Below are some records. Pull every line that contains the word "smoothed".

## Begin

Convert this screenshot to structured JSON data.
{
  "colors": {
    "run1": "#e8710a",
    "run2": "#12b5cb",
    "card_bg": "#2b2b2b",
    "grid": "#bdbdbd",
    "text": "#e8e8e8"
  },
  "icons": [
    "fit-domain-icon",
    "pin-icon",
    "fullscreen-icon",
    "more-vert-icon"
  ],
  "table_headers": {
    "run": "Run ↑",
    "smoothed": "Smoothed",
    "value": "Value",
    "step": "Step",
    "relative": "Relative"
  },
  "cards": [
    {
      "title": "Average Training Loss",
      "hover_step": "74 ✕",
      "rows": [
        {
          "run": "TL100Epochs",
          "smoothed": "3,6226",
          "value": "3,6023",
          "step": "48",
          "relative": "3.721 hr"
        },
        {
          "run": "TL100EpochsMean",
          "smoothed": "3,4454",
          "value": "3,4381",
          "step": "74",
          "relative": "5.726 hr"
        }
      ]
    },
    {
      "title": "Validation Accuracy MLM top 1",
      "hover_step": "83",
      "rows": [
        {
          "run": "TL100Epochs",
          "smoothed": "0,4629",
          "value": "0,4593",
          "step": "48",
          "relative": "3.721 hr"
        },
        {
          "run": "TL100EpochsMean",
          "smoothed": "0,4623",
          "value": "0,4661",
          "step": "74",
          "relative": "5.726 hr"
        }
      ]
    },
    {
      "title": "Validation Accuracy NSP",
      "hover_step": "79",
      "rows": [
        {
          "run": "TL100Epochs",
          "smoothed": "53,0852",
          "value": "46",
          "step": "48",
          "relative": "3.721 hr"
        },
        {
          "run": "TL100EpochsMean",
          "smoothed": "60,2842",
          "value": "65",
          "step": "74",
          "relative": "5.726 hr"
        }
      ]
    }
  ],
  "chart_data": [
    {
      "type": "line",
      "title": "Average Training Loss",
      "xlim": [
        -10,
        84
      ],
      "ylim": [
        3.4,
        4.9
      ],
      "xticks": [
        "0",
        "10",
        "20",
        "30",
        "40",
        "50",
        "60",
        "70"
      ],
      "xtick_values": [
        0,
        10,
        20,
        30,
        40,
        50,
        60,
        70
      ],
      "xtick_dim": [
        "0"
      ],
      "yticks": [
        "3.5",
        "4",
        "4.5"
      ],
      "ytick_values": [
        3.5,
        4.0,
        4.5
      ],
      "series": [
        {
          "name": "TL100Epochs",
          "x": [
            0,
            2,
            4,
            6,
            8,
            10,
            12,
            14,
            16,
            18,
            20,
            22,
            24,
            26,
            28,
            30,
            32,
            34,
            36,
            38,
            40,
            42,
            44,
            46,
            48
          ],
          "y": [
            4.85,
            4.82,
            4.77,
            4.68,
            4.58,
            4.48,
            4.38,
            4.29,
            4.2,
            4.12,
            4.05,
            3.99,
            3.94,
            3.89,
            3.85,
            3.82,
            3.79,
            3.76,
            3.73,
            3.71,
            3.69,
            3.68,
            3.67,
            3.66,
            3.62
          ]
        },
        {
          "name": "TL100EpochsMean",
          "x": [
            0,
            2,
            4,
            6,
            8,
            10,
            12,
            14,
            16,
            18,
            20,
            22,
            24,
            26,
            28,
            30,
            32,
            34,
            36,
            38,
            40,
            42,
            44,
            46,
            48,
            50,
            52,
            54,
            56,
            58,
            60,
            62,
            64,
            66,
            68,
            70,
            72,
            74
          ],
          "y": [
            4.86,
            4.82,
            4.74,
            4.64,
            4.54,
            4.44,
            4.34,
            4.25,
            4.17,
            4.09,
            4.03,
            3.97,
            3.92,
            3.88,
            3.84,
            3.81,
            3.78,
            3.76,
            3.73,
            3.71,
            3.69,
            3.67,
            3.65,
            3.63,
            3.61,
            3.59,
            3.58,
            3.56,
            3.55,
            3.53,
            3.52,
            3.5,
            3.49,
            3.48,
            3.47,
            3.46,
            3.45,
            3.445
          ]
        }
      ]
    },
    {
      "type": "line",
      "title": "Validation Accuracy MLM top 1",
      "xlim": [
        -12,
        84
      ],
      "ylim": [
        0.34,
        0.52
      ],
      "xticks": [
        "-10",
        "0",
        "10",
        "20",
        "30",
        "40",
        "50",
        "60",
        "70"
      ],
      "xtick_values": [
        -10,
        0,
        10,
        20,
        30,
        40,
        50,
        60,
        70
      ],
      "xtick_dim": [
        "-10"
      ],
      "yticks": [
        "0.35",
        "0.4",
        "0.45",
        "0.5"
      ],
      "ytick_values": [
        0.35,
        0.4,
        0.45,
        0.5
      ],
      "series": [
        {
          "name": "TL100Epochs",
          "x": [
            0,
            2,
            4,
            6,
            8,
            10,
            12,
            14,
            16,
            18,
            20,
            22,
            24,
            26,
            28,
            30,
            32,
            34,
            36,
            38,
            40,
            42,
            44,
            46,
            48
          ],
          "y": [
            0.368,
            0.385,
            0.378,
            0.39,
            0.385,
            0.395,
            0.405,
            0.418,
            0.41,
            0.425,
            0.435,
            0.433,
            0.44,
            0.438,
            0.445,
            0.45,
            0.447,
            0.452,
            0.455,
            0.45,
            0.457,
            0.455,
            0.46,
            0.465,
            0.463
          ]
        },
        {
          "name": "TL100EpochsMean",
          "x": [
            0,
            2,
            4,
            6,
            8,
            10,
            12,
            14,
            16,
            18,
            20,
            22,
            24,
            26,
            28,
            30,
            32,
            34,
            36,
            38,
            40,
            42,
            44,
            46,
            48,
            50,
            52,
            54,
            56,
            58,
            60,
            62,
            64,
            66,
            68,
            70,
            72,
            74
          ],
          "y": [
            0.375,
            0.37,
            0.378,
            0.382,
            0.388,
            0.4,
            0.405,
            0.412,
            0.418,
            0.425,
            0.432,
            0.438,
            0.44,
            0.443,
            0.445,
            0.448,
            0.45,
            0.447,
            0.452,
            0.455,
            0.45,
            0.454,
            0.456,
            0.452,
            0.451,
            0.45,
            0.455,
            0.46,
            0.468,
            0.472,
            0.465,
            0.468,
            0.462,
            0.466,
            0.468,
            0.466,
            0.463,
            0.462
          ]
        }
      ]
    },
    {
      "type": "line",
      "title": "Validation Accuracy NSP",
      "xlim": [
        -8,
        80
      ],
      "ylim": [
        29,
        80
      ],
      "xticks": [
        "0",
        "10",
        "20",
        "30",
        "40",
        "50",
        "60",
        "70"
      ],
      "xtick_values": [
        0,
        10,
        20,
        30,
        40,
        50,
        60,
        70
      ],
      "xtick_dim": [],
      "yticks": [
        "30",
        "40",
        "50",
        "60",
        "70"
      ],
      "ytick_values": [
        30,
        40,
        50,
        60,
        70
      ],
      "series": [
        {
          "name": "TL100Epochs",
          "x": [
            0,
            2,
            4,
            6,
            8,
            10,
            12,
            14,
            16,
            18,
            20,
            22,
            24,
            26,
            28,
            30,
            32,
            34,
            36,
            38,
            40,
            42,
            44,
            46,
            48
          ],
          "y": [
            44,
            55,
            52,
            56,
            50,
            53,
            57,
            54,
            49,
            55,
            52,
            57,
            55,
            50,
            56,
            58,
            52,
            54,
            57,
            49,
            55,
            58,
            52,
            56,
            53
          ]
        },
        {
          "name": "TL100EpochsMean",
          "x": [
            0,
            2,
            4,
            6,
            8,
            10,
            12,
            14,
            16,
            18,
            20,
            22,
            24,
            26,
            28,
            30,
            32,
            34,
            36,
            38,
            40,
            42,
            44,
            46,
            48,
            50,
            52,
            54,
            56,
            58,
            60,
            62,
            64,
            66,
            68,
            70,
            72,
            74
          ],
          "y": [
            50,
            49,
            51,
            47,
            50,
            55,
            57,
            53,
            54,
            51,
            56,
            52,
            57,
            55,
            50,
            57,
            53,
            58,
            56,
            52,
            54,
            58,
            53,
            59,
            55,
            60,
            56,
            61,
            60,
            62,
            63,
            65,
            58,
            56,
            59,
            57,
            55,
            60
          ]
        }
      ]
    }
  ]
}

## End

__SOLUTION FOR THIS PROBLEM__.
    "smoothed": "Smoothed",
          "smoothed": "3,6226",
          "smoothed": "3,4454",
          "smoothed": "0,4629",
          "smoothed": "0,4623",
          "smoothed": "53,0852",
          "smoothed": "60,2842",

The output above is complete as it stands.